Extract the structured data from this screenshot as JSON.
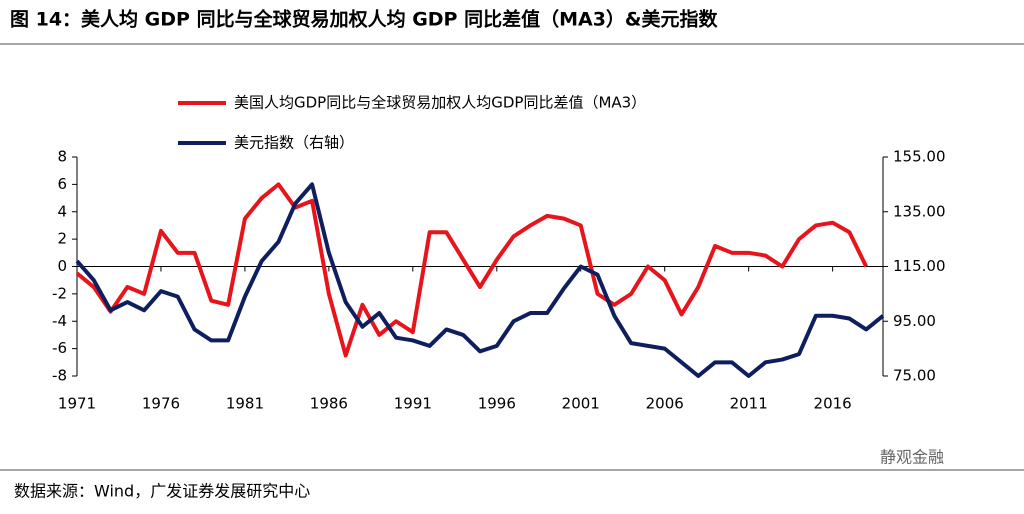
{
  "chart_data": {
    "type": "line",
    "title": "图 14：美人均 GDP 同比与全球贸易加权人均 GDP 同比差值（MA3）&美元指数",
    "source": "数据来源：Wind，广发证券发展研究中心",
    "watermark": "静观金融",
    "x": [
      1971,
      1972,
      1973,
      1974,
      1975,
      1976,
      1977,
      1978,
      1979,
      1980,
      1981,
      1982,
      1983,
      1984,
      1985,
      1986,
      1987,
      1988,
      1989,
      1990,
      1991,
      1992,
      1993,
      1994,
      1995,
      1996,
      1997,
      1998,
      1999,
      2000,
      2001,
      2002,
      2003,
      2004,
      2005,
      2006,
      2007,
      2008,
      2009,
      2010,
      2011,
      2012,
      2013,
      2014,
      2015,
      2016,
      2017,
      2018,
      2019
    ],
    "xlim": [
      1971,
      2019
    ],
    "xticks": [
      1971,
      1976,
      1981,
      1986,
      1991,
      1996,
      2001,
      2006,
      2011,
      2016
    ],
    "ylim": [
      -8,
      8
    ],
    "yticks": [
      -8,
      -6,
      -4,
      -2,
      0,
      2,
      4,
      6,
      8
    ],
    "y2lim": [
      75,
      155
    ],
    "y2ticks": [
      {
        "value": 75,
        "label": "75.00"
      },
      {
        "value": 95,
        "label": "95.00"
      },
      {
        "value": 115,
        "label": "115.00"
      },
      {
        "value": 135,
        "label": "135.00"
      },
      {
        "value": 155,
        "label": "155.00"
      }
    ],
    "series": [
      {
        "name": "美国人均GDP同比与全球贸易加权人均GDP同比差值（MA3）",
        "color": "#e8141b",
        "values": [
          -0.5,
          -1.5,
          -3.3,
          -1.5,
          -2.0,
          2.6,
          1.0,
          1.0,
          -2.5,
          -2.8,
          3.5,
          5.0,
          6.0,
          4.3,
          4.8,
          -2.0,
          -6.5,
          -2.8,
          -5.0,
          -4.0,
          -4.8,
          2.5,
          2.5,
          0.5,
          -1.5,
          0.5,
          2.2,
          3.0,
          3.7,
          3.5,
          3.0,
          -2.0,
          -2.8,
          -2.0,
          0.0,
          -1.0,
          -3.5,
          -1.5,
          1.5,
          1.0,
          1.0,
          0.8,
          0.0,
          2.0,
          3.0,
          3.2,
          2.5,
          0.0,
          null
        ]
      },
      {
        "name": "美元指数（右轴）",
        "color": "#0f1f5e",
        "axis": "y2",
        "values": [
          117,
          110,
          99,
          102,
          99,
          106,
          104,
          92,
          88,
          88,
          104,
          117,
          124,
          138,
          145,
          120,
          102,
          93,
          98,
          89,
          88,
          86,
          92,
          90,
          84,
          86,
          95,
          98,
          98,
          107,
          115,
          112,
          97,
          87,
          86,
          85,
          80,
          75,
          80,
          80,
          75,
          80,
          81,
          83,
          97,
          97,
          96,
          92,
          97
        ]
      }
    ]
  }
}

§

SET PROBLEM
Every entry must be reproduced exactly, with the images left out.

SOLVED PROBLEM
Extract the structured data from this screenshot as JSON.
{
  "chart_data": {
    "type": "line",
    "title": "图 14：美人均 GDP 同比与全球贸易加权人均 GDP 同比差值（MA3）&美元指数",
    "source": "数据来源：Wind，广发证券发展研究中心",
    "watermark": "静观金融",
    "x": [
      1971,
      1972,
      1973,
      1974,
      1975,
      1976,
      1977,
      1978,
      1979,
      1980,
      1981,
      1982,
      1983,
      1984,
      1985,
      1986,
      1987,
      1988,
      1989,
      1990,
      1991,
      1992,
      1993,
      1994,
      1995,
      1996,
      1997,
      1998,
      1999,
      2000,
      2001,
      2002,
      2003,
      2004,
      2005,
      2006,
      2007,
      2008,
      2009,
      2010,
      2011,
      2012,
      2013,
      2014,
      2015,
      2016,
      2017,
      2018,
      2019
    ],
    "xlim": [
      1971,
      2019
    ],
    "xticks": [
      1971,
      1976,
      1981,
      1986,
      1991,
      1996,
      2001,
      2006,
      2011,
      2016
    ],
    "ylim": [
      -8,
      8
    ],
    "yticks": [
      -8,
      -6,
      -4,
      -2,
      0,
      2,
      4,
      6,
      8
    ],
    "y2lim": [
      75,
      155
    ],
    "y2ticks": [
      {
        "value": 75,
        "label": "75.00"
      },
      {
        "value": 95,
        "label": "95.00"
      },
      {
        "value": 115,
        "label": "115.00"
      },
      {
        "value": 135,
        "label": "135.00"
      },
      {
        "value": 155,
        "label": "155.00"
      }
    ],
    "series": [
      {
        "name": "美国人均GDP同比与全球贸易加权人均GDP同比差值（MA3）",
        "color": "#e8141b",
        "values": [
          -0.5,
          -1.5,
          -3.3,
          -1.5,
          -2.0,
          2.6,
          1.0,
          1.0,
          -2.5,
          -2.8,
          3.5,
          5.0,
          6.0,
          4.3,
          4.8,
          -2.0,
          -6.5,
          -2.8,
          -5.0,
          -4.0,
          -4.8,
          2.5,
          2.5,
          0.5,
          -1.5,
          0.5,
          2.2,
          3.0,
          3.7,
          3.5,
          3.0,
          -2.0,
          -2.8,
          -2.0,
          0.0,
          -1.0,
          -3.5,
          -1.5,
          1.5,
          1.0,
          1.0,
          0.8,
          0.0,
          2.0,
          3.0,
          3.2,
          2.5,
          0.0,
          null
        ]
      },
      {
        "name": "美元指数（右轴）",
        "color": "#0f1f5e",
        "axis": "y2",
        "values": [
          117,
          110,
          99,
          102,
          99,
          106,
          104,
          92,
          88,
          88,
          104,
          117,
          124,
          138,
          145,
          120,
          102,
          93,
          98,
          89,
          88,
          86,
          92,
          90,
          84,
          86,
          95,
          98,
          98,
          107,
          115,
          112,
          97,
          87,
          86,
          85,
          80,
          75,
          80,
          80,
          75,
          80,
          81,
          83,
          97,
          97,
          96,
          92,
          97
        ]
      }
    ]
  }
}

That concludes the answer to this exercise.